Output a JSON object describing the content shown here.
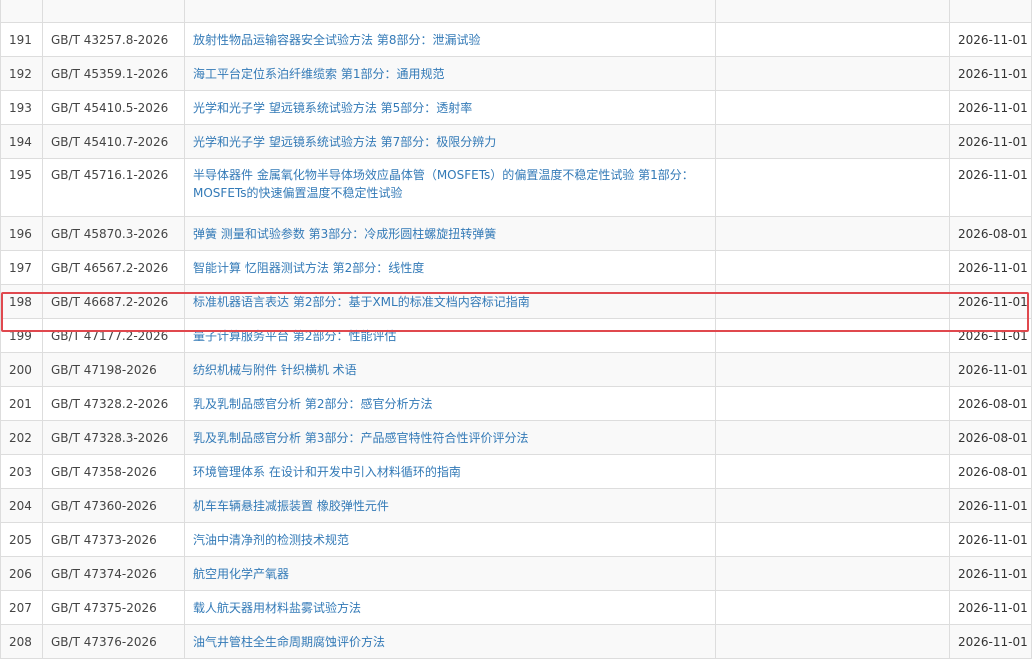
{
  "highlight_color": "#e0484e",
  "link_color": "#337ab7",
  "highlighted_row": "199",
  "rows": [
    {
      "no": "",
      "code": "",
      "title": "",
      "blank": "",
      "date": ""
    },
    {
      "no": "191",
      "code": "GB/T 43257.8-2026",
      "title": "放射性物品运输容器安全试验方法 第8部分：泄漏试验",
      "blank": "",
      "date": "2026-11-01"
    },
    {
      "no": "192",
      "code": "GB/T 45359.1-2026",
      "title": "海工平台定位系泊纤维缆索 第1部分：通用规范",
      "blank": "",
      "date": "2026-11-01"
    },
    {
      "no": "193",
      "code": "GB/T 45410.5-2026",
      "title": "光学和光子学 望远镜系统试验方法 第5部分：透射率",
      "blank": "",
      "date": "2026-11-01"
    },
    {
      "no": "194",
      "code": "GB/T 45410.7-2026",
      "title": "光学和光子学 望远镜系统试验方法 第7部分：极限分辨力",
      "blank": "",
      "date": "2026-11-01"
    },
    {
      "no": "195",
      "code": "GB/T 45716.1-2026",
      "title": "半导体器件 金属氧化物半导体场效应晶体管（MOSFETs）的偏置温度不稳定性试验 第1部分：MOSFETs的快速偏置温度不稳定性试验",
      "blank": "",
      "date": "2026-11-01"
    },
    {
      "no": "196",
      "code": "GB/T 45870.3-2026",
      "title": "弹簧 测量和试验参数 第3部分：冷成形圆柱螺旋扭转弹簧",
      "blank": "",
      "date": "2026-08-01"
    },
    {
      "no": "197",
      "code": "GB/T 46567.2-2026",
      "title": "智能计算 忆阻器测试方法 第2部分：线性度",
      "blank": "",
      "date": "2026-11-01"
    },
    {
      "no": "198",
      "code": "GB/T 46687.2-2026",
      "title": "标准机器语言表达 第2部分：基于XML的标准文档内容标记指南",
      "blank": "",
      "date": "2026-11-01"
    },
    {
      "no": "199",
      "code": "GB/T 47177.2-2026",
      "title": "量子计算服务平台 第2部分：性能评估",
      "blank": "",
      "date": "2026-11-01"
    },
    {
      "no": "200",
      "code": "GB/T 47198-2026",
      "title": "纺织机械与附件 针织横机 术语",
      "blank": "",
      "date": "2026-11-01"
    },
    {
      "no": "201",
      "code": "GB/T 47328.2-2026",
      "title": "乳及乳制品感官分析 第2部分：感官分析方法",
      "blank": "",
      "date": "2026-08-01"
    },
    {
      "no": "202",
      "code": "GB/T 47328.3-2026",
      "title": "乳及乳制品感官分析 第3部分：产品感官特性符合性评价评分法",
      "blank": "",
      "date": "2026-08-01"
    },
    {
      "no": "203",
      "code": "GB/T 47358-2026",
      "title": "环境管理体系 在设计和开发中引入材料循环的指南",
      "blank": "",
      "date": "2026-08-01"
    },
    {
      "no": "204",
      "code": "GB/T 47360-2026",
      "title": "机车车辆悬挂减振装置 橡胶弹性元件",
      "blank": "",
      "date": "2026-11-01"
    },
    {
      "no": "205",
      "code": "GB/T 47373-2026",
      "title": "汽油中清净剂的检测技术规范",
      "blank": "",
      "date": "2026-11-01"
    },
    {
      "no": "206",
      "code": "GB/T 47374-2026",
      "title": "航空用化学产氧器",
      "blank": "",
      "date": "2026-11-01"
    },
    {
      "no": "207",
      "code": "GB/T 47375-2026",
      "title": "载人航天器用材料盐雾试验方法",
      "blank": "",
      "date": "2026-11-01"
    },
    {
      "no": "208",
      "code": "GB/T 47376-2026",
      "title": "油气井管柱全生命周期腐蚀评价方法",
      "blank": "",
      "date": "2026-11-01"
    }
  ]
}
________________________________________
§ **REQUIRED WORK**
Transcribe all the lines above exactly, apart from the pictures.

§ **SOLUTION TO THIS TASK**
Output a JSON object describing the content shown here.
{
  "highlight_color": "#e0484e",
  "link_color": "#337ab7",
  "highlighted_row": "199",
  "rows": [
    {
      "no": "",
      "code": "",
      "title": "",
      "blank": "",
      "date": ""
    },
    {
      "no": "191",
      "code": "GB/T 43257.8-2026",
      "title": "放射性物品运输容器安全试验方法 第8部分：泄漏试验",
      "blank": "",
      "date": "2026-11-01"
    },
    {
      "no": "192",
      "code": "GB/T 45359.1-2026",
      "title": "海工平台定位系泊纤维缆索 第1部分：通用规范",
      "blank": "",
      "date": "2026-11-01"
    },
    {
      "no": "193",
      "code": "GB/T 45410.5-2026",
      "title": "光学和光子学 望远镜系统试验方法 第5部分：透射率",
      "blank": "",
      "date": "2026-11-01"
    },
    {
      "no": "194",
      "code": "GB/T 45410.7-2026",
      "title": "光学和光子学 望远镜系统试验方法 第7部分：极限分辨力",
      "blank": "",
      "date": "2026-11-01"
    },
    {
      "no": "195",
      "code": "GB/T 45716.1-2026",
      "title": "半导体器件 金属氧化物半导体场效应晶体管（MOSFETs）的偏置温度不稳定性试验 第1部分：MOSFETs的快速偏置温度不稳定性试验",
      "blank": "",
      "date": "2026-11-01"
    },
    {
      "no": "196",
      "code": "GB/T 45870.3-2026",
      "title": "弹簧 测量和试验参数 第3部分：冷成形圆柱螺旋扭转弹簧",
      "blank": "",
      "date": "2026-08-01"
    },
    {
      "no": "197",
      "code": "GB/T 46567.2-2026",
      "title": "智能计算 忆阻器测试方法 第2部分：线性度",
      "blank": "",
      "date": "2026-11-01"
    },
    {
      "no": "198",
      "code": "GB/T 46687.2-2026",
      "title": "标准机器语言表达 第2部分：基于XML的标准文档内容标记指南",
      "blank": "",
      "date": "2026-11-01"
    },
    {
      "no": "199",
      "code": "GB/T 47177.2-2026",
      "title": "量子计算服务平台 第2部分：性能评估",
      "blank": "",
      "date": "2026-11-01"
    },
    {
      "no": "200",
      "code": "GB/T 47198-2026",
      "title": "纺织机械与附件 针织横机 术语",
      "blank": "",
      "date": "2026-11-01"
    },
    {
      "no": "201",
      "code": "GB/T 47328.2-2026",
      "title": "乳及乳制品感官分析 第2部分：感官分析方法",
      "blank": "",
      "date": "2026-08-01"
    },
    {
      "no": "202",
      "code": "GB/T 47328.3-2026",
      "title": "乳及乳制品感官分析 第3部分：产品感官特性符合性评价评分法",
      "blank": "",
      "date": "2026-08-01"
    },
    {
      "no": "203",
      "code": "GB/T 47358-2026",
      "title": "环境管理体系 在设计和开发中引入材料循环的指南",
      "blank": "",
      "date": "2026-08-01"
    },
    {
      "no": "204",
      "code": "GB/T 47360-2026",
      "title": "机车车辆悬挂减振装置 橡胶弹性元件",
      "blank": "",
      "date": "2026-11-01"
    },
    {
      "no": "205",
      "code": "GB/T 47373-2026",
      "title": "汽油中清净剂的检测技术规范",
      "blank": "",
      "date": "2026-11-01"
    },
    {
      "no": "206",
      "code": "GB/T 47374-2026",
      "title": "航空用化学产氧器",
      "blank": "",
      "date": "2026-11-01"
    },
    {
      "no": "207",
      "code": "GB/T 47375-2026",
      "title": "载人航天器用材料盐雾试验方法",
      "blank": "",
      "date": "2026-11-01"
    },
    {
      "no": "208",
      "code": "GB/T 47376-2026",
      "title": "油气井管柱全生命周期腐蚀评价方法",
      "blank": "",
      "date": "2026-11-01"
    }
  ]
}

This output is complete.